[Part of a data file]
■ ■ ■ ■ ■ ■ ■

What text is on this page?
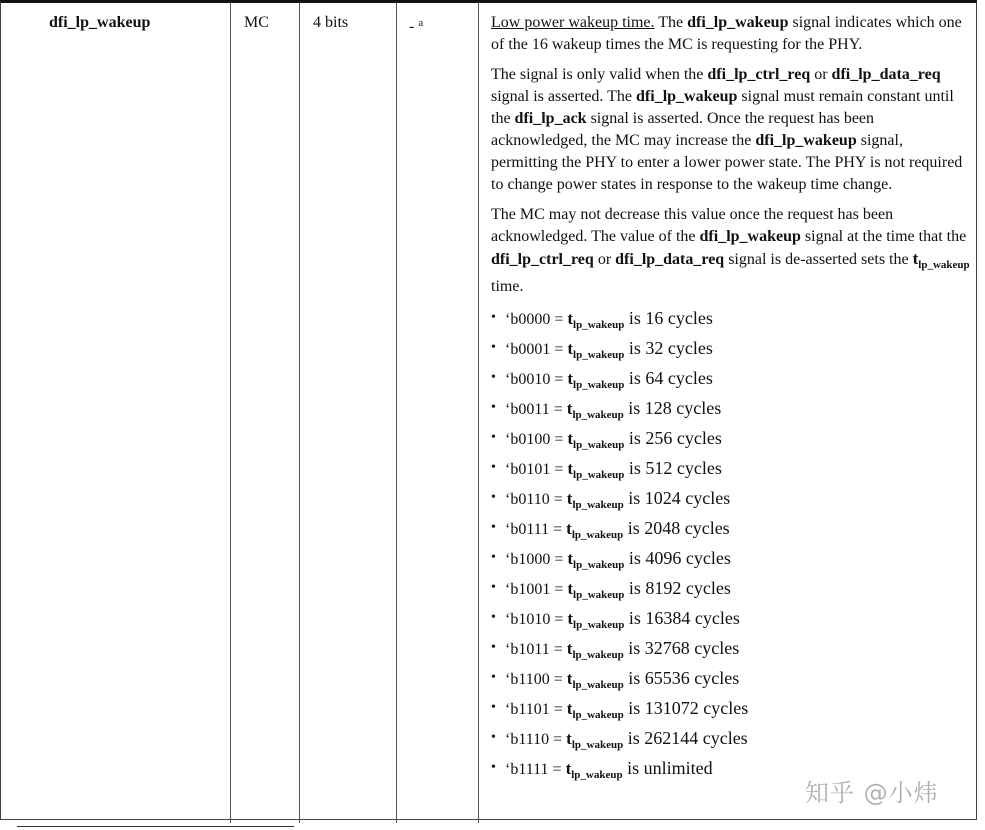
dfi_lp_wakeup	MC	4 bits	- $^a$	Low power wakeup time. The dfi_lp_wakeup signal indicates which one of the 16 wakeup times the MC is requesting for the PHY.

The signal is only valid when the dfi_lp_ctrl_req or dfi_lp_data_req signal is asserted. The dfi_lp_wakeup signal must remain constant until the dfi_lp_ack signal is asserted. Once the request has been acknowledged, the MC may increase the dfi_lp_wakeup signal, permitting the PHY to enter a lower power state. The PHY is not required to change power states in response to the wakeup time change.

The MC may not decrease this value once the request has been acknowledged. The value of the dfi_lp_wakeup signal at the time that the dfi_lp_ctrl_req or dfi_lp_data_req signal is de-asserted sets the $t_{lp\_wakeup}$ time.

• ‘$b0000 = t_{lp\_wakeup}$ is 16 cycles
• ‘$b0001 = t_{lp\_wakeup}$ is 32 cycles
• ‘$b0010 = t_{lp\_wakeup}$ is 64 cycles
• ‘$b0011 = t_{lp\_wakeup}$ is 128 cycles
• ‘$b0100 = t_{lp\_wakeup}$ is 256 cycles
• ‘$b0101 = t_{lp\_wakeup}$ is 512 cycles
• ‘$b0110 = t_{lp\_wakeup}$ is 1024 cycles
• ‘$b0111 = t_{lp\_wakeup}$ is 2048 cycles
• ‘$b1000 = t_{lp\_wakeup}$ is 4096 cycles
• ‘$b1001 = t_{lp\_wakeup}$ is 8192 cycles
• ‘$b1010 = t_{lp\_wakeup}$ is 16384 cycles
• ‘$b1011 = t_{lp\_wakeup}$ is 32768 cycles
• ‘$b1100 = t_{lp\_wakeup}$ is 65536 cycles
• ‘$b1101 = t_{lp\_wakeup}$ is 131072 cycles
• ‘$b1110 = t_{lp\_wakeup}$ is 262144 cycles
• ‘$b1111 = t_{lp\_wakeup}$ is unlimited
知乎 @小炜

■ ■ ■ ■ ■ ■ ■

[To be done] Copy every line above word for word and exclude the pictures.

[Reply to the exercise]
What text is on this page?
dfi_lp_wakeup	MC	4 bits	- $^a$	Low power wakeup time. The dfi_lp_wakeup signal indicates which one of the 16 wakeup times the MC is requesting for the PHY.

The signal is only valid when the dfi_lp_ctrl_req or dfi_lp_data_req signal is asserted. The dfi_lp_wakeup signal must remain constant until the dfi_lp_ack signal is asserted. Once the request has been acknowledged, the MC may increase the dfi_lp_wakeup signal, permitting the PHY to enter a lower power state. The PHY is not required to change power states in response to the wakeup time change.

The MC may not decrease this value once the request has been acknowledged. The value of the dfi_lp_wakeup signal at the time that the dfi_lp_ctrl_req or dfi_lp_data_req signal is de-asserted sets the $t_{lp\_wakeup}$ time.

• ‘$b0000 = t_{lp\_wakeup}$ is 16 cycles
• ‘$b0001 = t_{lp\_wakeup}$ is 32 cycles
• ‘$b0010 = t_{lp\_wakeup}$ is 64 cycles
• ‘$b0011 = t_{lp\_wakeup}$ is 128 cycles
• ‘$b0100 = t_{lp\_wakeup}$ is 256 cycles
• ‘$b0101 = t_{lp\_wakeup}$ is 512 cycles
• ‘$b0110 = t_{lp\_wakeup}$ is 1024 cycles
• ‘$b0111 = t_{lp\_wakeup}$ is 2048 cycles
• ‘$b1000 = t_{lp\_wakeup}$ is 4096 cycles
• ‘$b1001 = t_{lp\_wakeup}$ is 8192 cycles
• ‘$b1010 = t_{lp\_wakeup}$ is 16384 cycles
• ‘$b1011 = t_{lp\_wakeup}$ is 32768 cycles
• ‘$b1100 = t_{lp\_wakeup}$ is 65536 cycles
• ‘$b1101 = t_{lp\_wakeup}$ is 131072 cycles
• ‘$b1110 = t_{lp\_wakeup}$ is 262144 cycles
• ‘$b1111 = t_{lp\_wakeup}$ is unlimited
知乎 @小炜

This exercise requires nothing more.